Part of a data file
▬▬▬

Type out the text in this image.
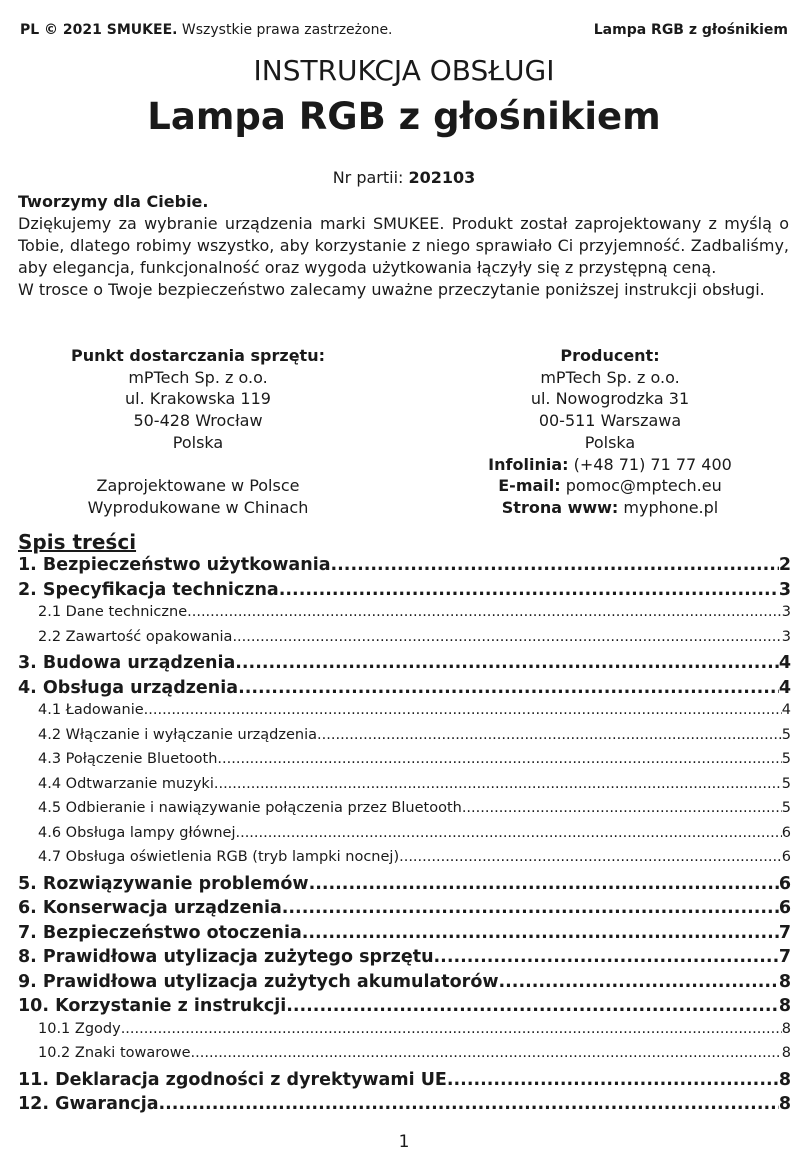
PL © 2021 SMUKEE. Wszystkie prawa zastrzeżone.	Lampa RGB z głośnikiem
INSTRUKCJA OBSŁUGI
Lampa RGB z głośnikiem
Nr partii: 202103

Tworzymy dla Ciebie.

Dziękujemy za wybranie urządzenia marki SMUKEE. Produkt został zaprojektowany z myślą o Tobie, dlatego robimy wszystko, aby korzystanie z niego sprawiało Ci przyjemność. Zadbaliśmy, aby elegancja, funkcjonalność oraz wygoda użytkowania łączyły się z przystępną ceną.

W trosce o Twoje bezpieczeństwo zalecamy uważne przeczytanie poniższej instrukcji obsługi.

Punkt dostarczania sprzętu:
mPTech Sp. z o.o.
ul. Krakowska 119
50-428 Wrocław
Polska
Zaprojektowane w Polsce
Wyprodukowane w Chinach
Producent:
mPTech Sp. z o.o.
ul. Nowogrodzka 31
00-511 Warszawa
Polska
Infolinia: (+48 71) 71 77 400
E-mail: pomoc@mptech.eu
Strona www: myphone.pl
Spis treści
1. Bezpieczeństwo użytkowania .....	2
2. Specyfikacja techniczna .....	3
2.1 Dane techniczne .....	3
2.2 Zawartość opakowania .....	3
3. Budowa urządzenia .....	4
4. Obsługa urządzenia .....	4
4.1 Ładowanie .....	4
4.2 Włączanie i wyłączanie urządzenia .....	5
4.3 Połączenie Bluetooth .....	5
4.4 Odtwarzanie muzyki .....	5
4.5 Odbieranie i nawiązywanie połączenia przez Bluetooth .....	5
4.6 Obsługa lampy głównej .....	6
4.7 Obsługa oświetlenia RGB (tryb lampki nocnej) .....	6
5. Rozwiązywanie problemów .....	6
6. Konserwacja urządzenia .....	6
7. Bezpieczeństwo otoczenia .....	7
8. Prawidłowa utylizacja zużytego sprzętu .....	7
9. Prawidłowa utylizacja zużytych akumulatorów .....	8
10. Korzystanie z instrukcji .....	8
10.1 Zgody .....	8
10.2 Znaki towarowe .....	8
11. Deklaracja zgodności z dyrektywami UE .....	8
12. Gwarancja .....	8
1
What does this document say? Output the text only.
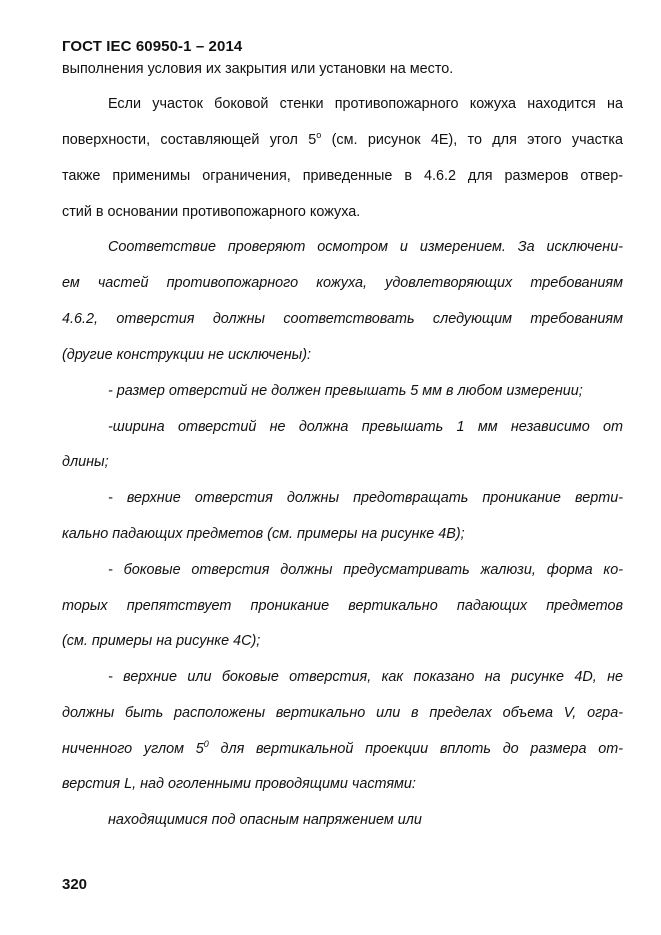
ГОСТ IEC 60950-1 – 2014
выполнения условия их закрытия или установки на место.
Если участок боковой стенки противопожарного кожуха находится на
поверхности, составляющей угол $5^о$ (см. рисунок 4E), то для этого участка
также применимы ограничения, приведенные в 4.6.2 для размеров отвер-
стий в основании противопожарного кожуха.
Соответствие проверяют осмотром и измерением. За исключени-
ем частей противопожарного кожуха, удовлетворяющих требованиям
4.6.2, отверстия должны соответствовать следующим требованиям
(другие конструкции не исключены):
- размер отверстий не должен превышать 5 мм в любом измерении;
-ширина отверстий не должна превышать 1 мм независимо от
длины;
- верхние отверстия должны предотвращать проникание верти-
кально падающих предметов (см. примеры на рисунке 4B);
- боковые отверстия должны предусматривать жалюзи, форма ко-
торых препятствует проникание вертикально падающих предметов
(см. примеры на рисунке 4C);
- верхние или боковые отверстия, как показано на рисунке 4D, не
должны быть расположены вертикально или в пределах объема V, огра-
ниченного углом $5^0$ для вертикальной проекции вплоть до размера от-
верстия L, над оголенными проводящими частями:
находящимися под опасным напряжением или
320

▬▬▬

Your task: Check each line of the records for the word "верхние" and extract those that contain it.

Answer to the problem:
- верхние отверстия должны предотвращать проникание верти-
- верхние или боковые отверстия, как показано на рисунке 4D, не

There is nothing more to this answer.